Read the lines below. Copy out any that hold the string "dash".

━━ Provided records ━━

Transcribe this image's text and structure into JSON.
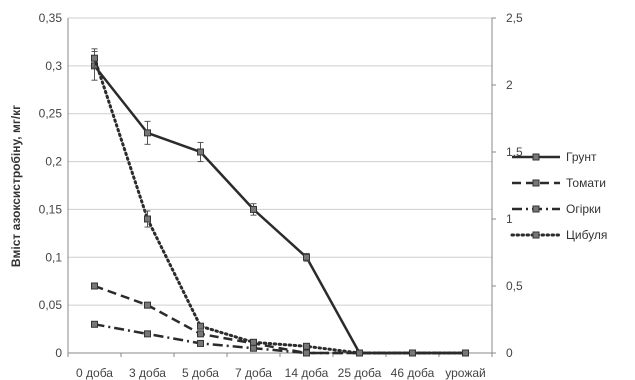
{
  "chart_data": {
    "type": "line",
    "title": "",
    "xlabel": "",
    "ylabel": "Вміст азоксистробіну, мг/кг",
    "categories": [
      "0 доба",
      "3 доба",
      "5 доба",
      "7 доба",
      "14 доба",
      "25 доба",
      "46 доба",
      "урожай"
    ],
    "y_left": {
      "min": 0,
      "max": 0.35,
      "ticks": [
        "0",
        "0,05",
        "0,1",
        "0,15",
        "0,2",
        "0,25",
        "0,3",
        "0,35"
      ]
    },
    "y_right": {
      "min": 0,
      "max": 2.5,
      "ticks": [
        "0",
        "0,5",
        "1",
        "1,5",
        "2",
        "2,5"
      ]
    },
    "grid": true,
    "legend_position": "right",
    "series": [
      {
        "name": "Грунт",
        "axis": "left",
        "dash": "solid",
        "color": "#2b2b2b",
        "values": [
          0.3,
          0.23,
          0.21,
          0.15,
          0.1,
          0,
          0,
          0
        ],
        "errors": [
          0.015,
          0.012,
          0.01,
          0.006,
          0.004,
          0,
          0,
          0
        ]
      },
      {
        "name": "Томати",
        "axis": "left",
        "dash": "dashed",
        "color": "#2b2b2b",
        "values": [
          0.07,
          0.05,
          0.02,
          0.01,
          0,
          0,
          0,
          0
        ]
      },
      {
        "name": "Огірки",
        "axis": "left",
        "dash": "dashdot",
        "color": "#2b2b2b",
        "values": [
          0.03,
          0.02,
          0.01,
          0.005,
          0,
          0,
          0,
          0
        ]
      },
      {
        "name": "Цибуля",
        "axis": "right",
        "dash": "dotted",
        "color": "#2b2b2b",
        "values": [
          2.2,
          1.0,
          0.2,
          0.08,
          0.05,
          0,
          0,
          0
        ],
        "errors": [
          0.07,
          0.06,
          0,
          0,
          0,
          0,
          0,
          0
        ]
      }
    ]
  }
}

━━━

* Completed exercise
        "dash": "solid",
        "dash": "dashed",
        "dash": "dashdot",
        "dash": "dotted",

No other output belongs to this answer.